- **Stated problem**
Set the following entries down again exactly, line by line.

- **Material shown**
□ □ □

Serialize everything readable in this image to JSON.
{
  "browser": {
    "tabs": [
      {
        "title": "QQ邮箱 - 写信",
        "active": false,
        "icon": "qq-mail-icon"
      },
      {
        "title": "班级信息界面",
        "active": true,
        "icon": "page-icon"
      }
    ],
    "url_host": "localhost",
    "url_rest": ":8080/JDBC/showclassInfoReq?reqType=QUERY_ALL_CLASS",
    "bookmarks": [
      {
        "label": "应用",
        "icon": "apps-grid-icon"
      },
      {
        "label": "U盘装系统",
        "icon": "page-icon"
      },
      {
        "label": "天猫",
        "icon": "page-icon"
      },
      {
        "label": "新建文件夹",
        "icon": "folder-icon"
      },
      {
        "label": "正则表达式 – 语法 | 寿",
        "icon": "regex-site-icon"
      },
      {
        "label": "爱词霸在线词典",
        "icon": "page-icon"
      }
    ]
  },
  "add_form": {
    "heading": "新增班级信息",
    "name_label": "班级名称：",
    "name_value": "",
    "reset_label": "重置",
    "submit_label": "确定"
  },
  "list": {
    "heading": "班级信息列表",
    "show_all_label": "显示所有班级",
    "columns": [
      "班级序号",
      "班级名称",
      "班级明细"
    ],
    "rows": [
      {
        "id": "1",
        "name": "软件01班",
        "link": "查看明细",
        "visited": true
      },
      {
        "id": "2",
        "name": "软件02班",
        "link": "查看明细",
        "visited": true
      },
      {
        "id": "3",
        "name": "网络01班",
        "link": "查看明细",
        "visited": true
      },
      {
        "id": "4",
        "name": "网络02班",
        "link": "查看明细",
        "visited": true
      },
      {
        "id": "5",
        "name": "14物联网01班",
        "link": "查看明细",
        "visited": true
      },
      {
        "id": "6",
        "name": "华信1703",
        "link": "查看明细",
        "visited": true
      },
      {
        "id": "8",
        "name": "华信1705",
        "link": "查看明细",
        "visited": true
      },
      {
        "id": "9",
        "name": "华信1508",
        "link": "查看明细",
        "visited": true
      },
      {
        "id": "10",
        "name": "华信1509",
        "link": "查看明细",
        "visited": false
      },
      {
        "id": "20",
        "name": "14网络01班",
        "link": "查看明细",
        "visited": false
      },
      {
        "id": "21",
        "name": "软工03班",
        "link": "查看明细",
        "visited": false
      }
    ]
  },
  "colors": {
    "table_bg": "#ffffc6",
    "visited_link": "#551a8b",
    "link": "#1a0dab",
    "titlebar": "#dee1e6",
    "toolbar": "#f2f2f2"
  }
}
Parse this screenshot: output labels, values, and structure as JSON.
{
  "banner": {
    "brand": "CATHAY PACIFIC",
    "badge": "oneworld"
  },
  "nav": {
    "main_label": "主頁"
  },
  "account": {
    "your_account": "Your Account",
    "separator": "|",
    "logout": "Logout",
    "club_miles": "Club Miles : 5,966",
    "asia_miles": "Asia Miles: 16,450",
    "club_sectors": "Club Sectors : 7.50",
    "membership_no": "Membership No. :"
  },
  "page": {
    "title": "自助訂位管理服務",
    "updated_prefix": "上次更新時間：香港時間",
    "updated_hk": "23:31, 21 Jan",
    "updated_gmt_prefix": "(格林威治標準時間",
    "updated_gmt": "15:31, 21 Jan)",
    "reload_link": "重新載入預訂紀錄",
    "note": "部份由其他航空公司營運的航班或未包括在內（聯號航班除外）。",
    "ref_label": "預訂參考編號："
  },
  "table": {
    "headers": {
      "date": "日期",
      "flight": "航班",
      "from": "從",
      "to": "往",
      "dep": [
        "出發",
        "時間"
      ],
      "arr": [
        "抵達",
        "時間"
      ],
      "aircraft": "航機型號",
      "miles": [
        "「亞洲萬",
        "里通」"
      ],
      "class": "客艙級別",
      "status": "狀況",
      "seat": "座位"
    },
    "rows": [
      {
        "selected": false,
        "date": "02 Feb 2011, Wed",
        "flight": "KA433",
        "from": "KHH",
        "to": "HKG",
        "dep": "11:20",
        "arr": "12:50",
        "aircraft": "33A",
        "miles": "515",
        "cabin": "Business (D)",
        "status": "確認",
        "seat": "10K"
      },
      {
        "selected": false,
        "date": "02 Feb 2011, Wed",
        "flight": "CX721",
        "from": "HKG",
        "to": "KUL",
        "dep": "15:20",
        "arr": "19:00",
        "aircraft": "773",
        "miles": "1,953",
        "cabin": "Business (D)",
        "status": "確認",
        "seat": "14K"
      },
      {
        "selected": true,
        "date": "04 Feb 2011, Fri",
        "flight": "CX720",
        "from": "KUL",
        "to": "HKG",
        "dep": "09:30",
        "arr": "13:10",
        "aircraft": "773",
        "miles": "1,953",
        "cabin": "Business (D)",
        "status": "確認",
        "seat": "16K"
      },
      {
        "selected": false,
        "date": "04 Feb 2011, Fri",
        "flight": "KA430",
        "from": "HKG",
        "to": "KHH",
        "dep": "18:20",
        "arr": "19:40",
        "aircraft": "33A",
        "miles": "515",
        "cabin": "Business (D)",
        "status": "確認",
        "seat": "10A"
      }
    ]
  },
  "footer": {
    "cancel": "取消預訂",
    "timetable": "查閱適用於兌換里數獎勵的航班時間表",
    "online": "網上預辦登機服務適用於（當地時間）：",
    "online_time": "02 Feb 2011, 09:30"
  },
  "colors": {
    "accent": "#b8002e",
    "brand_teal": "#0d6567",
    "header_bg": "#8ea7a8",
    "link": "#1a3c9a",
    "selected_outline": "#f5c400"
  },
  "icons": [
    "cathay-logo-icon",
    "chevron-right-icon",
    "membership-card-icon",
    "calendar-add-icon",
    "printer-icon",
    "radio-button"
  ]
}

□ □ □

- **Solution to this exercise**
Serialize everything readable in this image to JSON.
{
  "browser": {
    "tabs": [
      {
        "title": "QQ邮箱 - 写信",
        "active": false,
        "icon": "qq-mail-icon"
      },
      {
        "title": "班级信息界面",
        "active": true,
        "icon": "page-icon"
      }
    ],
    "url_host": "localhost",
    "url_rest": ":8080/JDBC/showclassInfoReq?reqType=QUERY_ALL_CLASS",
    "bookmarks": [
      {
        "label": "应用",
        "icon": "apps-grid-icon"
      },
      {
        "label": "U盘装系统",
        "icon": "page-icon"
      },
      {
        "label": "天猫",
        "icon": "page-icon"
      },
      {
        "label": "新建文件夹",
        "icon": "folder-icon"
      },
      {
        "label": "正则表达式 – 语法 | 寿",
        "icon": "regex-site-icon"
      },
      {
        "label": "爱词霸在线词典",
        "icon": "page-icon"
      }
    ]
  },
  "add_form": {
    "heading": "新增班级信息",
    "name_label": "班级名称：",
    "name_value": "",
    "reset_label": "重置",
    "submit_label": "确定"
  },
  "list": {
    "heading": "班级信息列表",
    "show_all_label": "显示所有班级",
    "columns": [
      "班级序号",
      "班级名称",
      "班级明细"
    ],
    "rows": [
      {
        "id": "1",
        "name": "软件01班",
        "link": "查看明细",
        "visited": true
      },
      {
        "id": "2",
        "name": "软件02班",
        "link": "查看明细",
        "visited": true
      },
      {
        "id": "3",
        "name": "网络01班",
        "link": "查看明细",
        "visited": true
      },
      {
        "id": "4",
        "name": "网络02班",
        "link": "查看明细",
        "visited": true
      },
      {
        "id": "5",
        "name": "14物联网01班",
        "link": "查看明细",
        "visited": true
      },
      {
        "id": "6",
        "name": "华信1703",
        "link": "查看明细",
        "visited": true
      },
      {
        "id": "8",
        "name": "华信1705",
        "link": "查看明细",
        "visited": true
      },
      {
        "id": "9",
        "name": "华信1508",
        "link": "查看明细",
        "visited": true
      },
      {
        "id": "10",
        "name": "华信1509",
        "link": "查看明细",
        "visited": false
      },
      {
        "id": "20",
        "name": "14网络01班",
        "link": "查看明细",
        "visited": false
      },
      {
        "id": "21",
        "name": "软工03班",
        "link": "查看明细",
        "visited": false
      }
    ]
  },
  "colors": {
    "table_bg": "#ffffc6",
    "visited_link": "#551a8b",
    "link": "#1a0dab",
    "titlebar": "#dee1e6",
    "toolbar": "#f2f2f2"
  }
}
Parse this screenshot: output labels, values, and structure as JSON.
{
  "banner": {
    "brand": "CATHAY PACIFIC",
    "badge": "oneworld"
  },
  "nav": {
    "main_label": "主頁"
  },
  "account": {
    "your_account": "Your Account",
    "separator": "|",
    "logout": "Logout",
    "club_miles": "Club Miles : 5,966",
    "asia_miles": "Asia Miles: 16,450",
    "club_sectors": "Club Sectors : 7.50",
    "membership_no": "Membership No. :"
  },
  "page": {
    "title": "自助訂位管理服務",
    "updated_prefix": "上次更新時間：香港時間",
    "updated_hk": "23:31, 21 Jan",
    "updated_gmt_prefix": "(格林威治標準時間",
    "updated_gmt": "15:31, 21 Jan)",
    "reload_link": "重新載入預訂紀錄",
    "note": "部份由其他航空公司營運的航班或未包括在內（聯號航班除外）。",
    "ref_label": "預訂參考編號："
  },
  "table": {
    "headers": {
      "date": "日期",
      "flight": "航班",
      "from": "從",
      "to": "往",
      "dep": [
        "出發",
        "時間"
      ],
      "arr": [
        "抵達",
        "時間"
      ],
      "aircraft": "航機型號",
      "miles": [
        "「亞洲萬",
        "里通」"
      ],
      "class": "客艙級別",
      "status": "狀況",
      "seat": "座位"
    },
    "rows": [
      {
        "selected": false,
        "date": "02 Feb 2011, Wed",
        "flight": "KA433",
        "from": "KHH",
        "to": "HKG",
        "dep": "11:20",
        "arr": "12:50",
        "aircraft": "33A",
        "miles": "515",
        "cabin": "Business (D)",
        "status": "確認",
        "seat": "10K"
      },
      {
        "selected": false,
        "date": "02 Feb 2011, Wed",
        "flight": "CX721",
        "from": "HKG",
        "to": "KUL",
        "dep": "15:20",
        "arr": "19:00",
        "aircraft": "773",
        "miles": "1,953",
        "cabin": "Business (D)",
        "status": "確認",
        "seat": "14K"
      },
      {
        "selected": true,
        "date": "04 Feb 2011, Fri",
        "flight": "CX720",
        "from": "KUL",
        "to": "HKG",
        "dep": "09:30",
        "arr": "13:10",
        "aircraft": "773",
        "miles": "1,953",
        "cabin": "Business (D)",
        "status": "確認",
        "seat": "16K"
      },
      {
        "selected": false,
        "date": "04 Feb 2011, Fri",
        "flight": "KA430",
        "from": "HKG",
        "to": "KHH",
        "dep": "18:20",
        "arr": "19:40",
        "aircraft": "33A",
        "miles": "515",
        "cabin": "Business (D)",
        "status": "確認",
        "seat": "10A"
      }
    ]
  },
  "footer": {
    "cancel": "取消預訂",
    "timetable": "查閱適用於兌換里數獎勵的航班時間表",
    "online": "網上預辦登機服務適用於（當地時間）：",
    "online_time": "02 Feb 2011, 09:30"
  },
  "colors": {
    "accent": "#b8002e",
    "brand_teal": "#0d6567",
    "header_bg": "#8ea7a8",
    "link": "#1a3c9a",
    "selected_outline": "#f5c400"
  },
  "icons": [
    "cathay-logo-icon",
    "chevron-right-icon",
    "membership-card-icon",
    "calendar-add-icon",
    "printer-icon",
    "radio-button"
  ]
}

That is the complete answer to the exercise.